— Work required —
Without altering anything, repeat each of the records.

Collected data
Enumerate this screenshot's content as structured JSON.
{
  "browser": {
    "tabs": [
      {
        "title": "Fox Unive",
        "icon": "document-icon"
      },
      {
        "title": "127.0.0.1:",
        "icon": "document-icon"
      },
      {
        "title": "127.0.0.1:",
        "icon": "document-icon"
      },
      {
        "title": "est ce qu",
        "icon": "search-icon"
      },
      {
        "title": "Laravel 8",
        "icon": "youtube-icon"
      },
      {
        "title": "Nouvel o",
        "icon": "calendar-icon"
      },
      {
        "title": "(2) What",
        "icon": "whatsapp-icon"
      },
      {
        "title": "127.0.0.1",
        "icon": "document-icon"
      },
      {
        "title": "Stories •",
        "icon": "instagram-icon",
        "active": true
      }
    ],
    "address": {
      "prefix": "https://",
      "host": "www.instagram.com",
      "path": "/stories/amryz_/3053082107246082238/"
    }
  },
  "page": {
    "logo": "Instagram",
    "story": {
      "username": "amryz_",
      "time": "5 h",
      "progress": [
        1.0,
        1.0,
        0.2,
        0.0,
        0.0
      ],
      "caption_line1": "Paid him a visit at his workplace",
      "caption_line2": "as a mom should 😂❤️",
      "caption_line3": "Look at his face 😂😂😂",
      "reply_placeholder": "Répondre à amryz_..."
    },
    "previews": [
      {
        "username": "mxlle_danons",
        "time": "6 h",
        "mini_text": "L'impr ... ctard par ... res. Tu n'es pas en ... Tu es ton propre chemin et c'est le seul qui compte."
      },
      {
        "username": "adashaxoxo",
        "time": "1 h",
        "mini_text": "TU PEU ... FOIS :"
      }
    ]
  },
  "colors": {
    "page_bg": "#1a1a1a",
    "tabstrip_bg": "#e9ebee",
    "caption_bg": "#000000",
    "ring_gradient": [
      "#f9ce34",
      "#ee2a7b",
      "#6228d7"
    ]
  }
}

— The response —
Enumerate this screenshot's content as structured JSON.
{
  "browser": {
    "tabs": [
      {
        "title": "Fox Unive",
        "icon": "document-icon"
      },
      {
        "title": "127.0.0.1:",
        "icon": "document-icon"
      },
      {
        "title": "127.0.0.1:",
        "icon": "document-icon"
      },
      {
        "title": "est ce qu",
        "icon": "search-icon"
      },
      {
        "title": "Laravel 8",
        "icon": "youtube-icon"
      },
      {
        "title": "Nouvel o",
        "icon": "calendar-icon"
      },
      {
        "title": "(2) What",
        "icon": "whatsapp-icon"
      },
      {
        "title": "127.0.0.1",
        "icon": "document-icon"
      },
      {
        "title": "Stories •",
        "icon": "instagram-icon",
        "active": true
      }
    ],
    "address": {
      "prefix": "https://",
      "host": "www.instagram.com",
      "path": "/stories/amryz_/3053082107246082238/"
    }
  },
  "page": {
    "logo": "Instagram",
    "story": {
      "username": "amryz_",
      "time": "5 h",
      "progress": [
        1.0,
        1.0,
        0.2,
        0.0,
        0.0
      ],
      "caption_line1": "Paid him a visit at his workplace",
      "caption_line2": "as a mom should 😂❤️",
      "caption_line3": "Look at his face 😂😂😂",
      "reply_placeholder": "Répondre à amryz_..."
    },
    "previews": [
      {
        "username": "mxlle_danons",
        "time": "6 h",
        "mini_text": "L'impr ... ctard par ... res. Tu n'es pas en ... Tu es ton propre chemin et c'est le seul qui compte."
      },
      {
        "username": "adashaxoxo",
        "time": "1 h",
        "mini_text": "TU PEU ... FOIS :"
      }
    ]
  },
  "colors": {
    "page_bg": "#1a1a1a",
    "tabstrip_bg": "#e9ebee",
    "caption_bg": "#000000",
    "ring_gradient": [
      "#f9ce34",
      "#ee2a7b",
      "#6228d7"
    ]
  }
}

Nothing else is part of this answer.